A run of records:

******************************

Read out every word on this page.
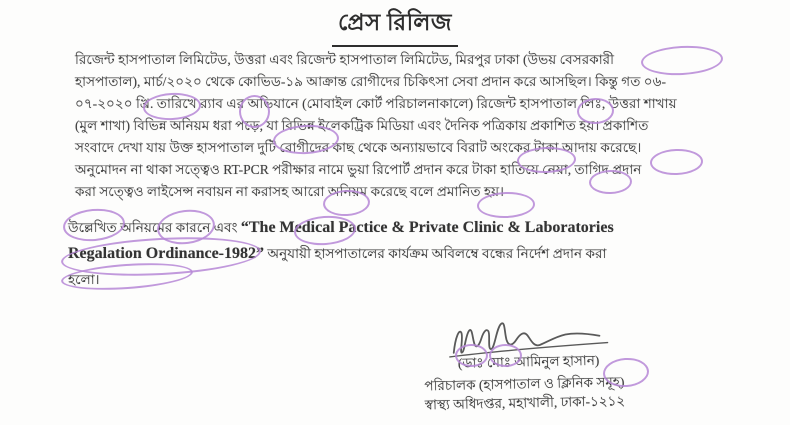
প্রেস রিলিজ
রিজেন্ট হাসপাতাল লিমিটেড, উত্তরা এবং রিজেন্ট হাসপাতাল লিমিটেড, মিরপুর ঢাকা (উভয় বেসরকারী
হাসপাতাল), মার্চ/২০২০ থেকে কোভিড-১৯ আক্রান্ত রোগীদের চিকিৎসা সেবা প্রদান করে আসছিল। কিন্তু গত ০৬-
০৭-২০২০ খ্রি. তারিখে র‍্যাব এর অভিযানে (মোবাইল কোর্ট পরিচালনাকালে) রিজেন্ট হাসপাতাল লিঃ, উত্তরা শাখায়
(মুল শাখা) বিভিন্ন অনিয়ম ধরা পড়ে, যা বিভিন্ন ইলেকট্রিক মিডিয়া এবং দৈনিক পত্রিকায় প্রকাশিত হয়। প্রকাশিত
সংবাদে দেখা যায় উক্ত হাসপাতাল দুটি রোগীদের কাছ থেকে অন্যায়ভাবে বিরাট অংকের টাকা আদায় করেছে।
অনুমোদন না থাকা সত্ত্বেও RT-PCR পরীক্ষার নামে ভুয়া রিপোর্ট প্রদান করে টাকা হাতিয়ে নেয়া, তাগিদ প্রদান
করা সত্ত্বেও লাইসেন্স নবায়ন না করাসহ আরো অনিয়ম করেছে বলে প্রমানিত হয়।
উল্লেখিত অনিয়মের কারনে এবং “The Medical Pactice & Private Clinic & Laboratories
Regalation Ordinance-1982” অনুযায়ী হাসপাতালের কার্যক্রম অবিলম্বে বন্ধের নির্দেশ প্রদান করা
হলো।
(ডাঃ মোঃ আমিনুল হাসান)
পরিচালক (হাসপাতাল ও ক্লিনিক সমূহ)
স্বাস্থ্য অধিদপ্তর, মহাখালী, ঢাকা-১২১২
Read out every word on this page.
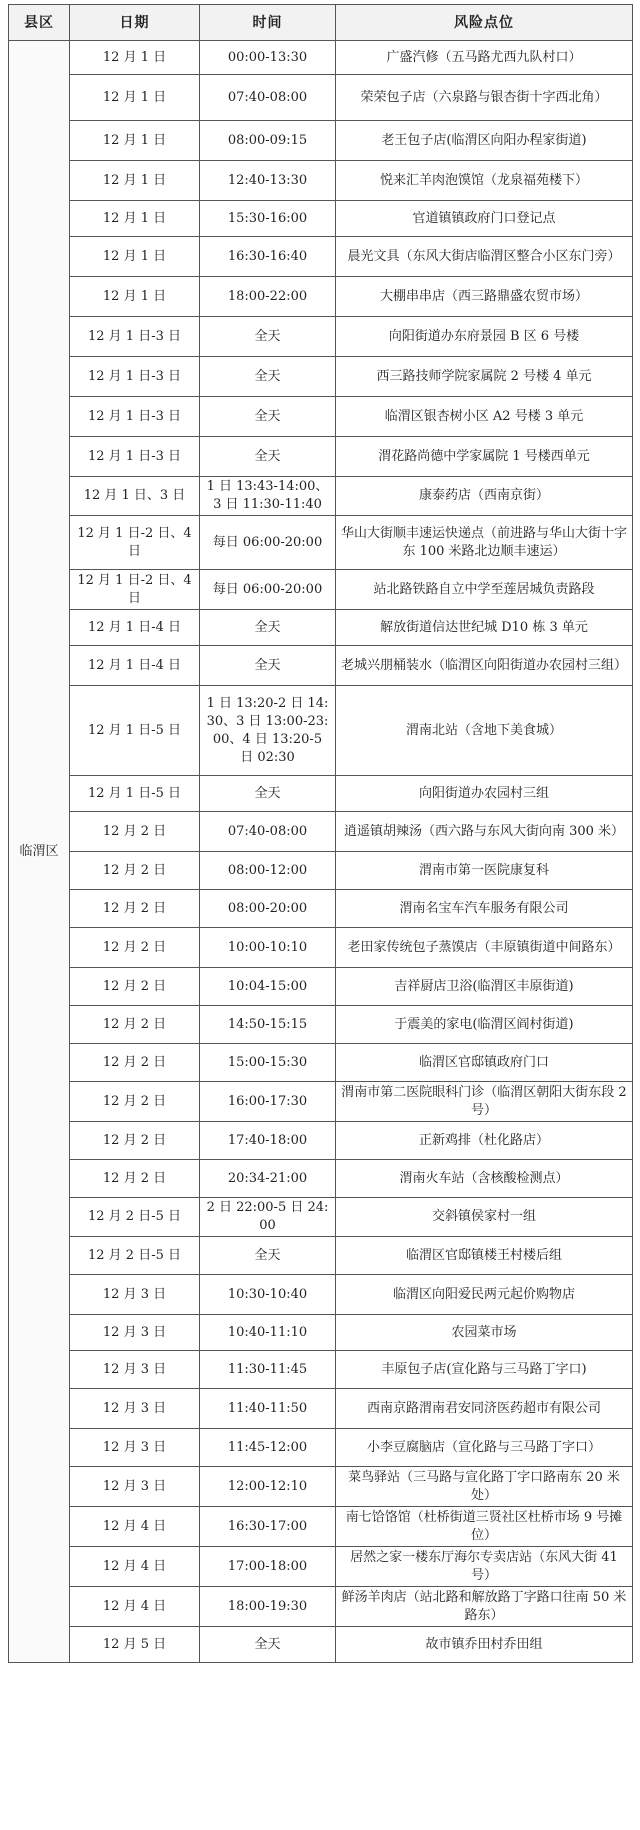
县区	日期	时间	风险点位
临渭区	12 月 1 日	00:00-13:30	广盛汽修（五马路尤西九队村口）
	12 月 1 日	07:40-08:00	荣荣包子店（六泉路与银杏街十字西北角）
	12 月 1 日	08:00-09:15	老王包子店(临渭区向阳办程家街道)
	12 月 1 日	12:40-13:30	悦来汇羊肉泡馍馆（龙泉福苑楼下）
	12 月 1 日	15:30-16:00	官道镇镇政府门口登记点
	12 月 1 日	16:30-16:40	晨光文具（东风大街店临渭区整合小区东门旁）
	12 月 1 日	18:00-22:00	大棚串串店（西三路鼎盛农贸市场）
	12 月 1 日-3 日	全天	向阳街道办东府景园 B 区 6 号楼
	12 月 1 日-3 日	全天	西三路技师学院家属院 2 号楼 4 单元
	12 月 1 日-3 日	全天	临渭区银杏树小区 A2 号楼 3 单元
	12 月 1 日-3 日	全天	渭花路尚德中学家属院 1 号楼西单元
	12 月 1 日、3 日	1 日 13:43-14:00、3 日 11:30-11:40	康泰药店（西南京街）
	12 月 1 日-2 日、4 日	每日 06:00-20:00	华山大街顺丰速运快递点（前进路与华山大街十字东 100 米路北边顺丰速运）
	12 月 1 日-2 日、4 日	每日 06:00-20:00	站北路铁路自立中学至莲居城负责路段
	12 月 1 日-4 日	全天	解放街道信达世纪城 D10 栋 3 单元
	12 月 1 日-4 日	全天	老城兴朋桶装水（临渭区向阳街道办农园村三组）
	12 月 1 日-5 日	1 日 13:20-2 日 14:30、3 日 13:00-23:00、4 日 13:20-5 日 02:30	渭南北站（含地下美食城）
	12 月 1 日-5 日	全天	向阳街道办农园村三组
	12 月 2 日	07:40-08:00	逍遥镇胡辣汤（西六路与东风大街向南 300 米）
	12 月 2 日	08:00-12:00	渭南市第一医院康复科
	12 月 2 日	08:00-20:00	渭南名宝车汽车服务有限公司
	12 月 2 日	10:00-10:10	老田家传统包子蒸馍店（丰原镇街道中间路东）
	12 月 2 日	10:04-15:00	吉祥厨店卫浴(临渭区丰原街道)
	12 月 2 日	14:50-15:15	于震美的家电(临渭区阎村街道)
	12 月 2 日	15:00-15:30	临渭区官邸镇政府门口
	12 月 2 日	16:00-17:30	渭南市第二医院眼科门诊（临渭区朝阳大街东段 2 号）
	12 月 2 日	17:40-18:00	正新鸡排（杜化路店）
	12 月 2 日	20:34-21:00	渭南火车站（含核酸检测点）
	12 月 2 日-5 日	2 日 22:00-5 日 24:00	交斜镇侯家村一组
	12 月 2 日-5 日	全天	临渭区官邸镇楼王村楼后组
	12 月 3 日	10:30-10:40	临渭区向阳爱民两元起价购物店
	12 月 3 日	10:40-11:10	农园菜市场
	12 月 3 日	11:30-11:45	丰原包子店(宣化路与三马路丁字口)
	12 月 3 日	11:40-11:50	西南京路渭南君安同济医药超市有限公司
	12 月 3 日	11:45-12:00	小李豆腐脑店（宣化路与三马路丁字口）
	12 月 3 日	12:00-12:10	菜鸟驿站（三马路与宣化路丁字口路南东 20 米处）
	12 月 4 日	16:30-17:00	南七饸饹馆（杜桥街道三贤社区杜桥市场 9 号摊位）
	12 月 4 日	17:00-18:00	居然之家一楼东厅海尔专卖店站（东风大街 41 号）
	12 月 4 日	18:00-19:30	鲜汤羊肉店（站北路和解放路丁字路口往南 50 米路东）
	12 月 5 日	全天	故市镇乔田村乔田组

******************************

GIVEN REQUEST: Filter the listing for the word "宣化路与三马路丁字口" and copy every line that holds it.

COMPLETE OUTPUT:
	12 月 3 日	11:30-11:45	丰原包子店(宣化路与三马路丁字口)
	12 月 3 日	11:45-12:00	小李豆腐脑店（宣化路与三马路丁字口）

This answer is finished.